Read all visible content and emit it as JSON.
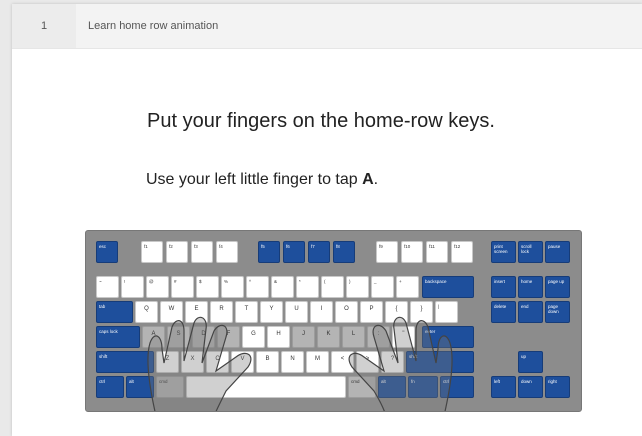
{
  "header": {
    "step_number": "1",
    "title": "Learn home row animation"
  },
  "lesson": {
    "heading": "Put your fingers on the home-row keys.",
    "instruction_prefix": "Use your left little finger to tap ",
    "instruction_key": "A",
    "instruction_suffix": "."
  },
  "keyboard": {
    "row_fn": [
      "esc",
      "f1",
      "f2",
      "f3",
      "f4",
      "f5",
      "f6",
      "f7",
      "f8",
      "f9",
      "f10",
      "f11",
      "f12"
    ],
    "row_fn_right": [
      "print screen",
      "scroll lock",
      "pause"
    ],
    "row_num": [
      "~",
      "!",
      "@",
      "#",
      "$",
      "%",
      "^",
      "&",
      "*",
      "(",
      ")",
      "_",
      "+",
      "backspace"
    ],
    "row_nav1": [
      "insert",
      "home",
      "page up"
    ],
    "row_top": [
      "tab",
      "Q",
      "W",
      "E",
      "R",
      "T",
      "Y",
      "U",
      "I",
      "O",
      "P",
      "{",
      "}",
      "|"
    ],
    "row_nav2": [
      "delete",
      "end",
      "page down"
    ],
    "row_home": [
      "caps lock",
      "A",
      "S",
      "D",
      "F",
      "G",
      "H",
      "J",
      "K",
      "L",
      ":",
      "\"",
      "enter"
    ],
    "row_bottom": [
      "shift",
      "Z",
      "X",
      "C",
      "V",
      "B",
      "N",
      "M",
      "<",
      ">",
      "?",
      "shift"
    ],
    "row_space": [
      "ctrl",
      "alt",
      "cmd",
      "",
      "cmd",
      "alt",
      "fn",
      "ctrl"
    ],
    "arrow_up": "up",
    "arrows": [
      "left",
      "down",
      "right"
    ],
    "highlight_color": "#1e4f9c"
  }
}
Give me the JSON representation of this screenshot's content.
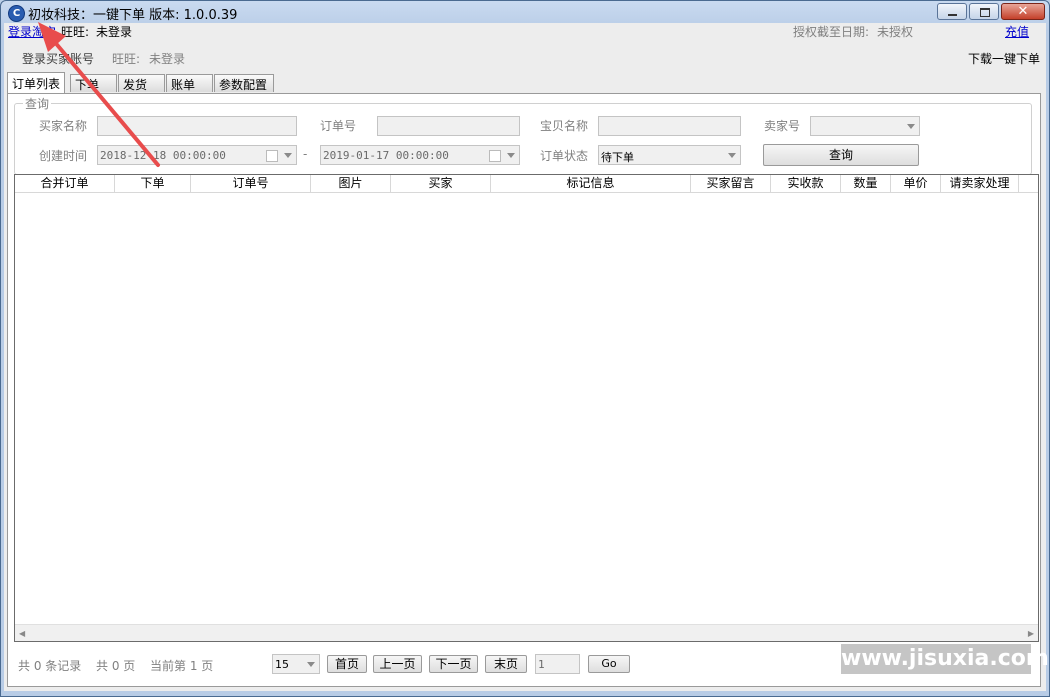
{
  "window": {
    "title": "初妆科技：一键下单    版本: 1.0.0.39",
    "icon_glyph": "C",
    "buttons": {
      "minimize": "minimize-icon",
      "maximize": "maximize-icon",
      "close_glyph": "✕"
    }
  },
  "topbar": {
    "login_link": "登录淘宝",
    "wangwang_label": "旺旺:",
    "wangwang_value": "未登录",
    "license_label": "授权截至日期:",
    "license_value": "未授权",
    "recharge_link": "充值",
    "buyer_login_button": "登录买家账号",
    "buyer_wangwang_label": "旺旺:",
    "buyer_wangwang_value": "未登录",
    "download_link": "下载一键下单"
  },
  "tabs": [
    {
      "label": "订单列表",
      "active": true
    },
    {
      "label": "下单",
      "active": false
    },
    {
      "label": "发货",
      "active": false
    },
    {
      "label": "账单",
      "active": false
    },
    {
      "label": "参数配置",
      "active": false
    }
  ],
  "query": {
    "legend": "查询",
    "buyer_name_label": "买家名称",
    "buyer_name_value": "",
    "order_no_label": "订单号",
    "order_no_value": "",
    "item_name_label": "宝贝名称",
    "item_name_value": "",
    "seller_label": "卖家号",
    "seller_value": "",
    "created_label": "创建时间",
    "date_from": "2018-12-18 00:00:00",
    "date_separator": "-",
    "date_to": "2019-01-17 00:00:00",
    "status_label": "订单状态",
    "status_value": "待下单",
    "search_button": "查询"
  },
  "table": {
    "columns": [
      "合并订单",
      "下单",
      "订单号",
      "图片",
      "买家",
      "标记信息",
      "买家留言",
      "实收款",
      "数量",
      "单价",
      "请卖家处理"
    ],
    "rows": []
  },
  "pagination": {
    "total_records": "共 0 条记录",
    "total_pages": "共 0 页",
    "current_page": "当前第 1 页",
    "page_size": "15",
    "first": "首页",
    "prev": "上一页",
    "next": "下一页",
    "last": "末页",
    "goto_value": "1",
    "go": "Go"
  },
  "watermark": "www.jisuxia.com",
  "annotation": {
    "arrow_color": "#e84c4c"
  },
  "colors": {
    "link": "#0000cc",
    "title_bar": "#c9daf0",
    "disabled_text": "#808080"
  }
}
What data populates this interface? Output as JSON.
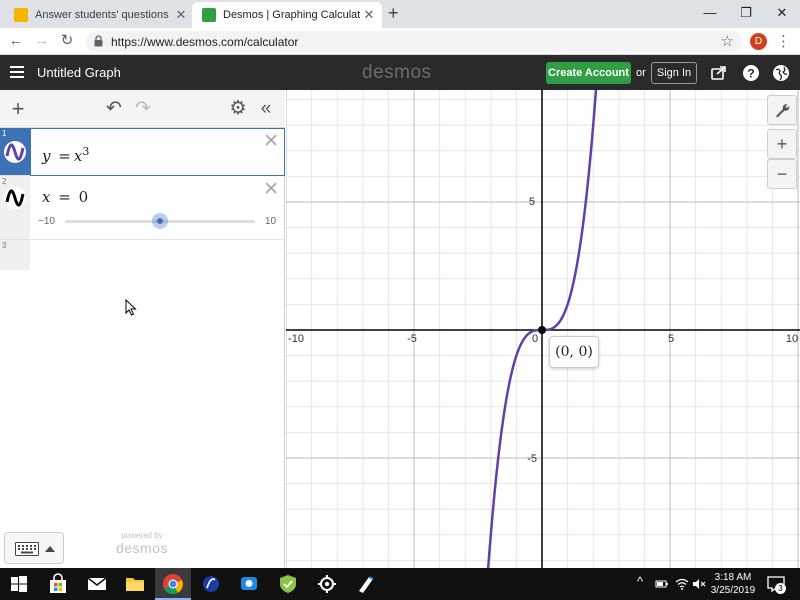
{
  "browser": {
    "tabs": [
      {
        "title": "Answer students' questions and h",
        "active": false
      },
      {
        "title": "Desmos | Graphing Calculator",
        "active": true
      }
    ],
    "url": "https://www.desmos.com/calculator",
    "profile_initial": "D"
  },
  "header": {
    "graph_title": "Untitled Graph",
    "brand": "desmos",
    "create_account_label": "Create Account",
    "or_text": "or",
    "sign_in_label": "Sign In"
  },
  "expressions": [
    {
      "number": "1",
      "latex_lhs": "y",
      "latex_rhs_base": "x",
      "latex_rhs_exp": "3",
      "color": "#6042a6"
    },
    {
      "number": "2",
      "lhs": "x",
      "rhs": "0",
      "color": "#000000",
      "slider": {
        "min": "−10",
        "max": "10",
        "value": 0
      }
    },
    {
      "number": "3"
    }
  ],
  "powered_by": {
    "line1": "powered by",
    "line2": "desmos"
  },
  "graph": {
    "x_ticks": [
      "-10",
      "-5",
      "0",
      "5",
      "10"
    ],
    "y_ticks": [
      "5",
      "-5"
    ],
    "curve_color": "#6042a6",
    "point_label": "(0, 0)",
    "zoom_in_label": "+",
    "zoom_out_label": "−"
  },
  "taskbar": {
    "time": "3:18 AM",
    "date": "3/25/2019",
    "notification_count": "3"
  }
}
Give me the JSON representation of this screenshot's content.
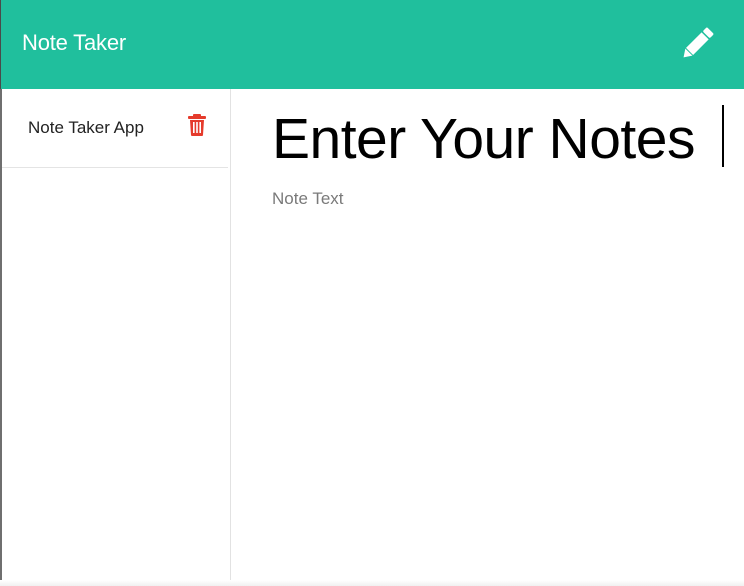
{
  "navbar": {
    "brand": "Note Taker",
    "new_note_icon": "pencil-icon",
    "background_color": "#20bf9d"
  },
  "sidebar": {
    "notes": [
      {
        "title": "Note Taker App",
        "delete_icon": "trash-icon"
      }
    ],
    "delete_color": "#e53b2c"
  },
  "editor": {
    "title_placeholder": "Enter Your Notes",
    "text_placeholder": "Note Text"
  }
}
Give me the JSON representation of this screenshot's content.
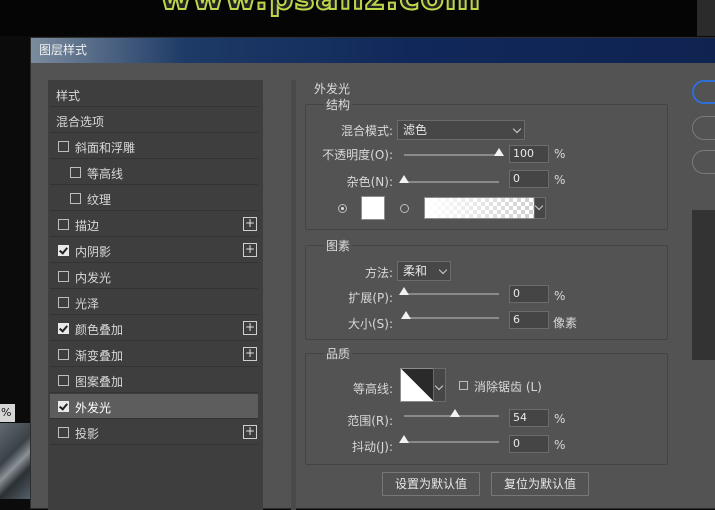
{
  "watermark": "www.psahz.com",
  "bg_zoom_label": "%",
  "dialog": {
    "title": "图层样式"
  },
  "style_list": [
    {
      "label": "样式",
      "checkbox": false,
      "checked": false,
      "indent": 0,
      "plus": false,
      "active": false
    },
    {
      "label": "混合选项",
      "checkbox": false,
      "checked": false,
      "indent": 0,
      "plus": false,
      "active": false
    },
    {
      "label": "斜面和浮雕",
      "checkbox": true,
      "checked": false,
      "indent": 0,
      "plus": false,
      "active": false
    },
    {
      "label": "等高线",
      "checkbox": true,
      "checked": false,
      "indent": 1,
      "plus": false,
      "active": false
    },
    {
      "label": "纹理",
      "checkbox": true,
      "checked": false,
      "indent": 1,
      "plus": false,
      "active": false
    },
    {
      "label": "描边",
      "checkbox": true,
      "checked": false,
      "indent": 0,
      "plus": true,
      "active": false
    },
    {
      "label": "内阴影",
      "checkbox": true,
      "checked": true,
      "indent": 0,
      "plus": true,
      "active": false
    },
    {
      "label": "内发光",
      "checkbox": true,
      "checked": false,
      "indent": 0,
      "plus": false,
      "active": false
    },
    {
      "label": "光泽",
      "checkbox": true,
      "checked": false,
      "indent": 0,
      "plus": false,
      "active": false
    },
    {
      "label": "颜色叠加",
      "checkbox": true,
      "checked": true,
      "indent": 0,
      "plus": true,
      "active": false
    },
    {
      "label": "渐变叠加",
      "checkbox": true,
      "checked": false,
      "indent": 0,
      "plus": true,
      "active": false
    },
    {
      "label": "图案叠加",
      "checkbox": true,
      "checked": false,
      "indent": 0,
      "plus": false,
      "active": false
    },
    {
      "label": "外发光",
      "checkbox": true,
      "checked": true,
      "indent": 0,
      "plus": false,
      "active": true
    },
    {
      "label": "投影",
      "checkbox": true,
      "checked": false,
      "indent": 0,
      "plus": true,
      "active": false
    }
  ],
  "outer_glow": {
    "title": "外发光",
    "structure": {
      "title": "结构",
      "blend_mode_label": "混合模式:",
      "blend_mode_value": "滤色",
      "opacity_label": "不透明度(O):",
      "opacity_value": "100",
      "opacity_unit": "%",
      "opacity_fraction": 1.0,
      "noise_label": "杂色(N):",
      "noise_value": "0",
      "noise_unit": "%",
      "noise_fraction": 0.0,
      "color_selected": "solid",
      "glow_color": "#ffffff"
    },
    "elements": {
      "title": "图素",
      "technique_label": "方法:",
      "technique_value": "柔和",
      "spread_label": "扩展(P):",
      "spread_value": "0",
      "spread_unit": "%",
      "spread_fraction": 0.0,
      "size_label": "大小(S):",
      "size_value": "6",
      "size_unit": "像素",
      "size_fraction": 0.024
    },
    "quality": {
      "title": "品质",
      "contour_label": "等高线:",
      "antialias_label": "消除锯齿 (L)",
      "antialias_checked": false,
      "range_label": "范围(R):",
      "range_value": "54",
      "range_unit": "%",
      "range_fraction": 0.54,
      "jitter_label": "抖动(J):",
      "jitter_value": "0",
      "jitter_unit": "%",
      "jitter_fraction": 0.0
    },
    "buttons": {
      "make_default": "设置为默认值",
      "reset_default": "复位为默认值"
    }
  }
}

WHAT YOU SHOULD DO
Pull out each line of the listing that holds the string "left".

SOLUTION TO THE EXERCISE
    "instruction_prefix": "Use your left little finger to tap ",
      "left",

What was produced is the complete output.